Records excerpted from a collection
= = =
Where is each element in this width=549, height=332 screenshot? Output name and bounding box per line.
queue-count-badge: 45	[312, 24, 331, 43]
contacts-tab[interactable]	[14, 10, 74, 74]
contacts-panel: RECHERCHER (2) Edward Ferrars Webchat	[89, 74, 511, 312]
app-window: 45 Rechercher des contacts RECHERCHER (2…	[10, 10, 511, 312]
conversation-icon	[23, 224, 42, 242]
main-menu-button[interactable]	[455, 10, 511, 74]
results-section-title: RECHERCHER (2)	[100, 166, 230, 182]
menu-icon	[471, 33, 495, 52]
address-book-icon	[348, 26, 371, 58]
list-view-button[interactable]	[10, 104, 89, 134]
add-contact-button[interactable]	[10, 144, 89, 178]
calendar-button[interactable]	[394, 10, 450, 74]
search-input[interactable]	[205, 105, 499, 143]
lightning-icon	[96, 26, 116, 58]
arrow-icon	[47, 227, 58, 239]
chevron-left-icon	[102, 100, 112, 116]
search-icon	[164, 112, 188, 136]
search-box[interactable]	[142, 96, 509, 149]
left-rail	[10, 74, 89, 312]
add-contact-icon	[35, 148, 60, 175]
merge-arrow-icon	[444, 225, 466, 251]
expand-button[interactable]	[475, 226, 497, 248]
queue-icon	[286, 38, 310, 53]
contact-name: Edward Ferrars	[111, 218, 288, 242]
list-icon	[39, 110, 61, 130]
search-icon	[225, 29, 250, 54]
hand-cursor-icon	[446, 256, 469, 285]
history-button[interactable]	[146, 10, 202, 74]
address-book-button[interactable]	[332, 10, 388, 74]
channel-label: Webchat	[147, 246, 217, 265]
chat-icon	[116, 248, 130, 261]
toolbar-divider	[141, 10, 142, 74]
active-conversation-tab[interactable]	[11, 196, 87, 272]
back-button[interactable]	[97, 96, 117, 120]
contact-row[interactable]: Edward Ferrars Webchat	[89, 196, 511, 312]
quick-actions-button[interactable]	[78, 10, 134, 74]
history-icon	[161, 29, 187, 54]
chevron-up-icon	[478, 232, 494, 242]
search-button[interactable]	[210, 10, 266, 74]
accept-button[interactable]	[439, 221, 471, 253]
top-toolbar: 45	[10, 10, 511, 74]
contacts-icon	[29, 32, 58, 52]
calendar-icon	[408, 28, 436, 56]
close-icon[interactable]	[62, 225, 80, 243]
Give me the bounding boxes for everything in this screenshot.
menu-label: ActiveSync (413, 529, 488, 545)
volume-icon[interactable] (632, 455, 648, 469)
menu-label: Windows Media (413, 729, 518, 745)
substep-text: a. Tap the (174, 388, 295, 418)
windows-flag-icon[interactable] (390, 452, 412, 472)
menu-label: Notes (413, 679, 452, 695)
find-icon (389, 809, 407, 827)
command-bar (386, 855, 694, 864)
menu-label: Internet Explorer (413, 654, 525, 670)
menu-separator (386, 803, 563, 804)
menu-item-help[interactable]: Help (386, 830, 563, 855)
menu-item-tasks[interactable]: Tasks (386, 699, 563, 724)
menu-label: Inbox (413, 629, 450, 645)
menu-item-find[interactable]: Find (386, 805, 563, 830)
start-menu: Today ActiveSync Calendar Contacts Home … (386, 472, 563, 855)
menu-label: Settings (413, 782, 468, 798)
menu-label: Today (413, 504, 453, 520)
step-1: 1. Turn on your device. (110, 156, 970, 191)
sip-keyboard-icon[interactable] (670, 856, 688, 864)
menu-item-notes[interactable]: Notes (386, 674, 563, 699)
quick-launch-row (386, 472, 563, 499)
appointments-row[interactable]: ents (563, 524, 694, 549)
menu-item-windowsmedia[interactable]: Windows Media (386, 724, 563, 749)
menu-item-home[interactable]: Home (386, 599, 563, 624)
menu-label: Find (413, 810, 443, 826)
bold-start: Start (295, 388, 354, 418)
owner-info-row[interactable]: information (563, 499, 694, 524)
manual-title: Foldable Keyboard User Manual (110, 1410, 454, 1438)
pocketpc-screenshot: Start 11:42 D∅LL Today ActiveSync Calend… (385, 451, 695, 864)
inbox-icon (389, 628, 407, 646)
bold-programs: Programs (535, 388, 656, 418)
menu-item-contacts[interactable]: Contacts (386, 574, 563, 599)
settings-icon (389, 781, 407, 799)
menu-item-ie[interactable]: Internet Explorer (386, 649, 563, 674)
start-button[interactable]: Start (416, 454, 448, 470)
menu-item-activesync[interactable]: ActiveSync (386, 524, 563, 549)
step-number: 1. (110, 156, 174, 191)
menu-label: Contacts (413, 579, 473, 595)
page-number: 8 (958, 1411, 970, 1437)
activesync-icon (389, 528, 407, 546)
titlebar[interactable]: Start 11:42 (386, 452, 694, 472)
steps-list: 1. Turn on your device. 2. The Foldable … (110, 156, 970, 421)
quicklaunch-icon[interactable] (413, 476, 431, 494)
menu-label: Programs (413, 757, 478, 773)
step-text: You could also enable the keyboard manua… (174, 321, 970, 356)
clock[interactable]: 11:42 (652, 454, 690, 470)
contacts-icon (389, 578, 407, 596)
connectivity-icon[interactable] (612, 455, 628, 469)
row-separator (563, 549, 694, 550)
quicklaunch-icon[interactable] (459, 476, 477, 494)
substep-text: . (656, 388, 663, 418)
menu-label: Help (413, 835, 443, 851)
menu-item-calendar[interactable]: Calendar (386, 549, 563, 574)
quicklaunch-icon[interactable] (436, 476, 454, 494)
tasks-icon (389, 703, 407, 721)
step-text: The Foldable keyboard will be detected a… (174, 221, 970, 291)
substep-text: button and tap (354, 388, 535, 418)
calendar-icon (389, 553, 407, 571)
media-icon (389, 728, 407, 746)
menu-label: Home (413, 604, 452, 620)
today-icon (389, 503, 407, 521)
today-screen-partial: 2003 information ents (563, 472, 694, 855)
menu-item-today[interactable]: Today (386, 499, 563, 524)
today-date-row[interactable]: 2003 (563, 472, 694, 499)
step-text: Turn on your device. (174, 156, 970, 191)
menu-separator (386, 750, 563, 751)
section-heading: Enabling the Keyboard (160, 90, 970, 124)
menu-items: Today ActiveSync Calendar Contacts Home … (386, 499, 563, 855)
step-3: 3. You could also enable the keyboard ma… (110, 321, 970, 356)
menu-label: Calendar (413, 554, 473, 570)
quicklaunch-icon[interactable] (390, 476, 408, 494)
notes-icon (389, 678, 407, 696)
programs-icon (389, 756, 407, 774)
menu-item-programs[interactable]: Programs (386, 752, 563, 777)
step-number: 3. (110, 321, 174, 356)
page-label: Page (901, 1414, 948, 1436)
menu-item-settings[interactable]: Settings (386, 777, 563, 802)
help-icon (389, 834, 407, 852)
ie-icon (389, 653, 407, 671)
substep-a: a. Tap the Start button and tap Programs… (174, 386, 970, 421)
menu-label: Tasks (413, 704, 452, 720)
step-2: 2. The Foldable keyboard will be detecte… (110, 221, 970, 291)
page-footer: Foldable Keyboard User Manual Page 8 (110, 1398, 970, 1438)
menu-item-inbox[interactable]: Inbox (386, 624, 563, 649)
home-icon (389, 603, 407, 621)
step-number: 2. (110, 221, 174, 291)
= = =
● Direction
Reproduce all of the lines above, swapping "Edward Ferrars" for "Marianne Dashwood" wherever it occurs and leaving everything else unchanged.

● Solution
Where is each element in this width=549, height=332 screenshot? Output name and bounding box per line.
queue-count-badge: 45	[312, 24, 331, 43]
contacts-tab[interactable]	[14, 10, 74, 74]
contacts-panel: RECHERCHER (2) Marianne Dashwood Webchat	[89, 74, 511, 312]
app-window: 45 Rechercher des contacts RECHERCHER (2…	[10, 10, 511, 312]
conversation-icon	[23, 224, 42, 242]
main-menu-button[interactable]	[455, 10, 511, 74]
results-section-title: RECHERCHER (2)	[100, 166, 230, 182]
menu-icon	[471, 33, 495, 52]
address-book-icon	[348, 26, 371, 58]
list-view-button[interactable]	[10, 104, 89, 134]
add-contact-button[interactable]	[10, 144, 89, 178]
calendar-button[interactable]	[394, 10, 450, 74]
search-input[interactable]	[205, 105, 499, 143]
lightning-icon	[96, 26, 116, 58]
arrow-icon	[47, 227, 58, 239]
chevron-left-icon	[102, 100, 112, 116]
search-icon	[164, 112, 188, 136]
search-box[interactable]	[142, 96, 509, 149]
left-rail	[10, 74, 89, 312]
add-contact-icon	[35, 148, 60, 175]
merge-arrow-icon	[444, 225, 466, 251]
expand-button[interactable]	[475, 226, 497, 248]
queue-icon	[286, 38, 310, 53]
contact-name: Marianne Dashwood	[111, 218, 288, 242]
list-icon	[39, 110, 61, 130]
search-icon	[225, 29, 250, 54]
hand-cursor-icon	[446, 256, 469, 285]
history-button[interactable]	[146, 10, 202, 74]
address-book-button[interactable]	[332, 10, 388, 74]
channel-label: Webchat	[147, 246, 217, 265]
chat-icon	[116, 248, 130, 261]
toolbar-divider	[141, 10, 142, 74]
active-conversation-tab[interactable]	[11, 196, 87, 272]
back-button[interactable]	[97, 96, 117, 120]
contact-row[interactable]: Marianne Dashwood Webchat	[89, 196, 511, 312]
quick-actions-button[interactable]	[78, 10, 134, 74]
history-icon	[161, 29, 187, 54]
chevron-up-icon	[478, 232, 494, 242]
search-button[interactable]	[210, 10, 266, 74]
accept-button[interactable]	[439, 221, 471, 253]
top-toolbar: 45	[10, 10, 511, 74]
contacts-icon	[29, 32, 58, 52]
calendar-icon	[408, 28, 436, 56]
close-icon[interactable]	[62, 225, 80, 243]
Give me the bounding boxes for everything in this screenshot.
menu-label: ActiveSync (413, 529, 488, 545)
volume-icon[interactable] (632, 455, 648, 469)
menu-label: Windows Media (413, 729, 518, 745)
substep-text: a. Tap the (174, 388, 295, 418)
windows-flag-icon[interactable] (390, 452, 412, 472)
menu-label: Notes (413, 679, 452, 695)
find-icon (389, 809, 407, 827)
command-bar (386, 855, 694, 864)
menu-label: Internet Explorer (413, 654, 525, 670)
menu-separator (386, 803, 563, 804)
menu-item-help[interactable]: Help (386, 830, 563, 855)
menu-item-tasks[interactable]: Tasks (386, 699, 563, 724)
menu-label: Inbox (413, 629, 450, 645)
menu-item-find[interactable]: Find (386, 805, 563, 830)
start-menu: Today ActiveSync Calendar Contacts Home … (386, 472, 563, 855)
menu-label: Settings (413, 782, 468, 798)
menu-label: Today (413, 504, 453, 520)
step-1: 1. Turn on your device. (110, 156, 970, 191)
sip-keyboard-icon[interactable] (670, 856, 688, 864)
menu-item-notes[interactable]: Notes (386, 674, 563, 699)
quick-launch-row (386, 472, 563, 499)
appointments-row[interactable]: ents (563, 524, 694, 549)
menu-item-windowsmedia[interactable]: Windows Media (386, 724, 563, 749)
menu-item-home[interactable]: Home (386, 599, 563, 624)
menu-label: Find (413, 810, 443, 826)
bold-start: Start (295, 388, 354, 418)
owner-info-row[interactable]: information (563, 499, 694, 524)
manual-title: Foldable Keyboard User Manual (110, 1410, 454, 1438)
pocketpc-screenshot: Start 11:42 D∅LL Today ActiveSync Calend… (385, 451, 695, 864)
inbox-icon (389, 628, 407, 646)
bold-programs: Programs (535, 388, 656, 418)
menu-item-contacts[interactable]: Contacts (386, 574, 563, 599)
settings-icon (389, 781, 407, 799)
menu-item-ie[interactable]: Internet Explorer (386, 649, 563, 674)
start-button[interactable]: Start (416, 454, 448, 470)
menu-item-activesync[interactable]: ActiveSync (386, 524, 563, 549)
step-number: 1. (110, 156, 174, 191)
menu-label: Contacts (413, 579, 473, 595)
page-number: 8 (958, 1411, 970, 1437)
activesync-icon (389, 528, 407, 546)
titlebar[interactable]: Start 11:42 (386, 452, 694, 472)
steps-list: 1. Turn on your device. 2. The Foldable … (110, 156, 970, 421)
quicklaunch-icon[interactable] (413, 476, 431, 494)
menu-label: Programs (413, 757, 478, 773)
step-text: You could also enable the keyboard manua… (174, 321, 970, 356)
clock[interactable]: 11:42 (652, 454, 690, 470)
contacts-icon (389, 578, 407, 596)
connectivity-icon[interactable] (612, 455, 628, 469)
row-separator (563, 549, 694, 550)
quicklaunch-icon[interactable] (459, 476, 477, 494)
substep-text: . (656, 388, 663, 418)
menu-label: Help (413, 835, 443, 851)
menu-item-calendar[interactable]: Calendar (386, 549, 563, 574)
quicklaunch-icon[interactable] (436, 476, 454, 494)
tasks-icon (389, 703, 407, 721)
step-text: The Foldable keyboard will be detected a… (174, 221, 970, 291)
substep-text: button and tap (354, 388, 535, 418)
calendar-icon (389, 553, 407, 571)
media-icon (389, 728, 407, 746)
menu-label: Home (413, 604, 452, 620)
today-icon (389, 503, 407, 521)
today-screen-partial: 2003 information ents (563, 472, 694, 855)
menu-item-today[interactable]: Today (386, 499, 563, 524)
today-date-row[interactable]: 2003 (563, 472, 694, 499)
step-text: Turn on your device. (174, 156, 970, 191)
menu-separator (386, 750, 563, 751)
section-heading: Enabling the Keyboard (160, 90, 970, 124)
menu-items: Today ActiveSync Calendar Contacts Home … (386, 499, 563, 855)
step-3: 3. You could also enable the keyboard ma… (110, 321, 970, 356)
menu-label: Calendar (413, 554, 473, 570)
quicklaunch-icon[interactable] (390, 476, 408, 494)
notes-icon (389, 678, 407, 696)
programs-icon (389, 756, 407, 774)
menu-item-programs[interactable]: Programs (386, 752, 563, 777)
step-number: 3. (110, 321, 174, 356)
page-label: Page (901, 1414, 948, 1436)
menu-item-settings[interactable]: Settings (386, 777, 563, 802)
help-icon (389, 834, 407, 852)
ie-icon (389, 653, 407, 671)
substep-a: a. Tap the Start button and tap Programs… (174, 386, 970, 421)
menu-label: Tasks (413, 704, 452, 720)
step-2: 2. The Foldable keyboard will be detecte… (110, 221, 970, 291)
page-footer: Foldable Keyboard User Manual Page 8 (110, 1398, 970, 1438)
menu-item-inbox[interactable]: Inbox (386, 624, 563, 649)
home-icon (389, 603, 407, 621)
step-number: 2. (110, 221, 174, 291)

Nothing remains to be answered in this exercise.